### Task statement
The listing below should be printed exactly, every line of it. Skip the pictures.

### Source data
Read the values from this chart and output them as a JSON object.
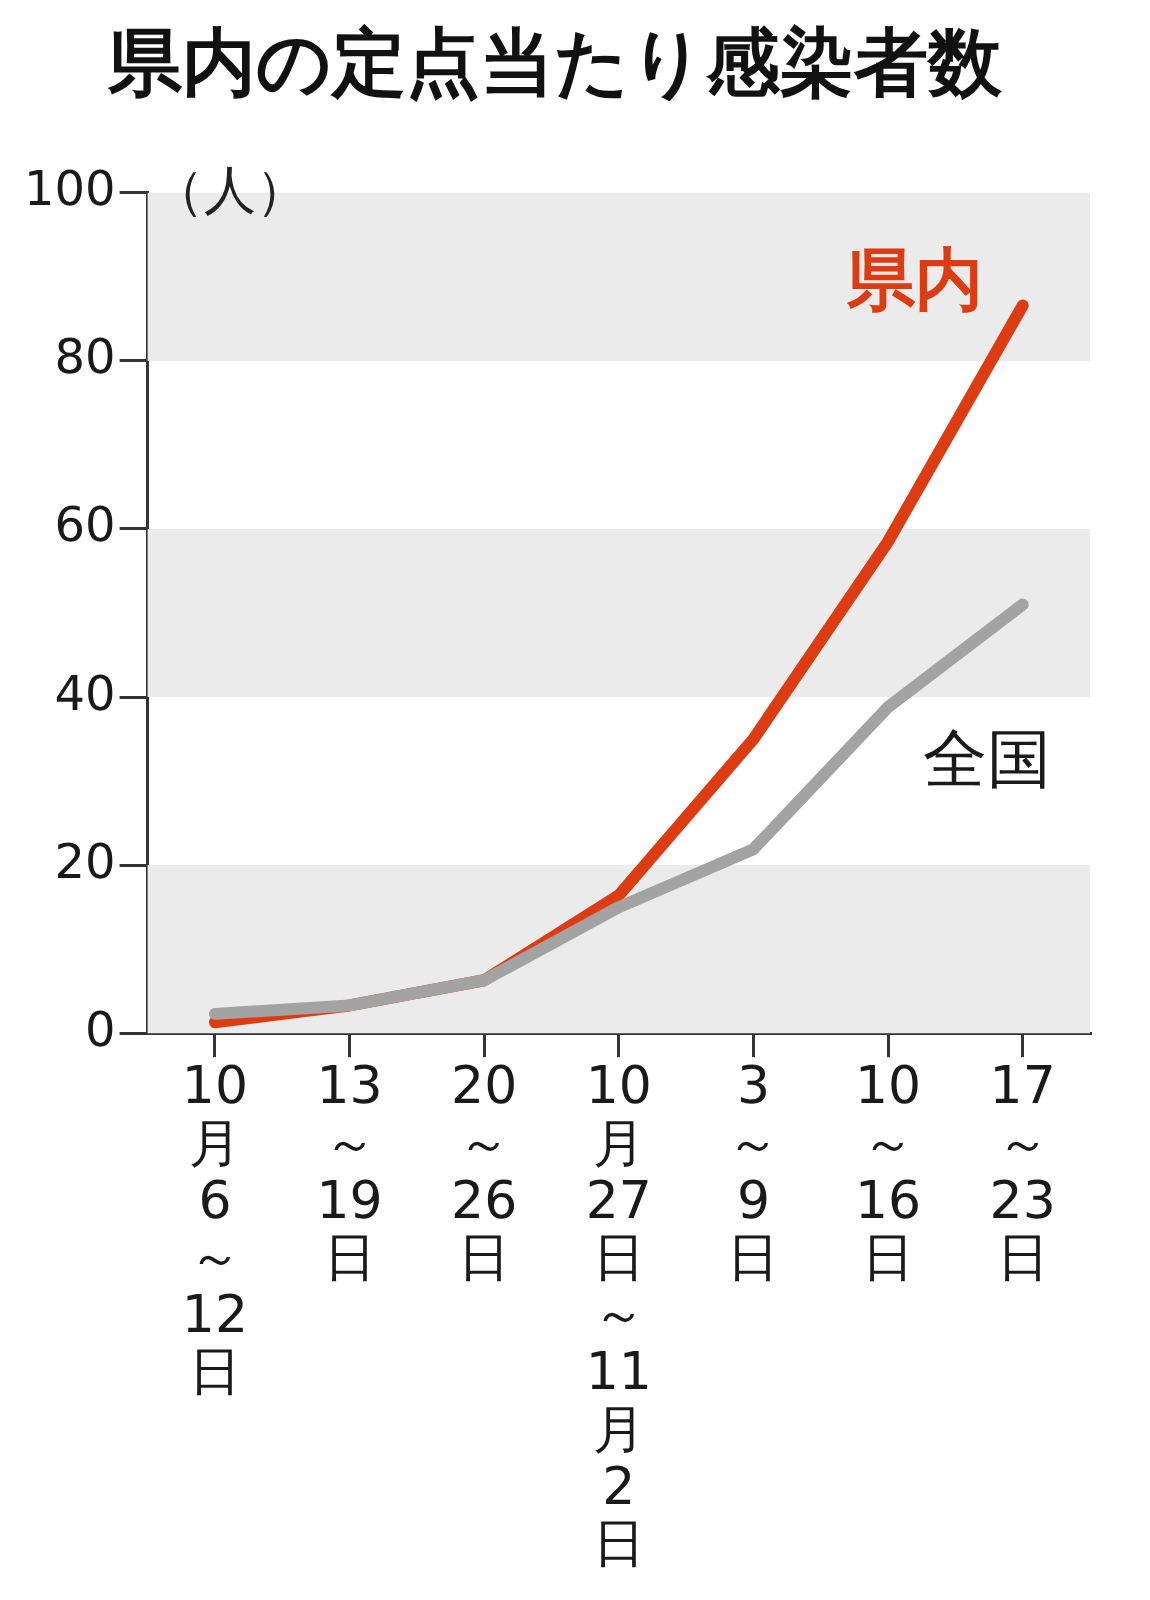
{
  "chart_data": {
    "type": "line",
    "title": "県内の定点当たり感染者数",
    "ylabel": "（人）",
    "categories": [
      "10月6～12日",
      "13～19日",
      "20～26日",
      "10月27日～11月2日",
      "3～9日",
      "10～16日",
      "17～23日"
    ],
    "series": [
      {
        "name": "全国",
        "color": "#a3a3a3",
        "values": [
          2.3,
          3.3,
          6.3,
          15,
          21.9,
          38.8,
          51
        ]
      },
      {
        "name": "県内",
        "color": "#dd3c12",
        "values": [
          1.3,
          3.3,
          6.3,
          16.4,
          35,
          58.5,
          86.6
        ]
      }
    ],
    "ylim": [
      0,
      100
    ],
    "yticks": [
      0,
      20,
      40,
      60,
      80,
      100
    ],
    "bands": [
      {
        "axis": "y",
        "from": 0,
        "to": 20,
        "color": "#ebebeb"
      },
      {
        "axis": "y",
        "from": 40,
        "to": 60,
        "color": "#ebebeb"
      },
      {
        "axis": "y",
        "from": 80,
        "to": 100,
        "color": "#ebebeb"
      }
    ],
    "legend": false,
    "marker": "none",
    "line_style": "solid"
  }
}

### Task result
Read the values from this chart and output them as a JSON object.
{
  "chart_data": {
    "type": "line",
    "title": "県内の定点当たり感染者数",
    "ylabel": "（人）",
    "categories": [
      "10月6～12日",
      "13～19日",
      "20～26日",
      "10月27日～11月2日",
      "3～9日",
      "10～16日",
      "17～23日"
    ],
    "series": [
      {
        "name": "全国",
        "color": "#a3a3a3",
        "values": [
          2.3,
          3.3,
          6.3,
          15,
          21.9,
          38.8,
          51
        ]
      },
      {
        "name": "県内",
        "color": "#dd3c12",
        "values": [
          1.3,
          3.3,
          6.3,
          16.4,
          35,
          58.5,
          86.6
        ]
      }
    ],
    "ylim": [
      0,
      100
    ],
    "yticks": [
      0,
      20,
      40,
      60,
      80,
      100
    ],
    "bands": [
      {
        "axis": "y",
        "from": 0,
        "to": 20,
        "color": "#ebebeb"
      },
      {
        "axis": "y",
        "from": 40,
        "to": 60,
        "color": "#ebebeb"
      },
      {
        "axis": "y",
        "from": 80,
        "to": 100,
        "color": "#ebebeb"
      }
    ],
    "legend": false,
    "marker": "none",
    "line_style": "solid"
  }
}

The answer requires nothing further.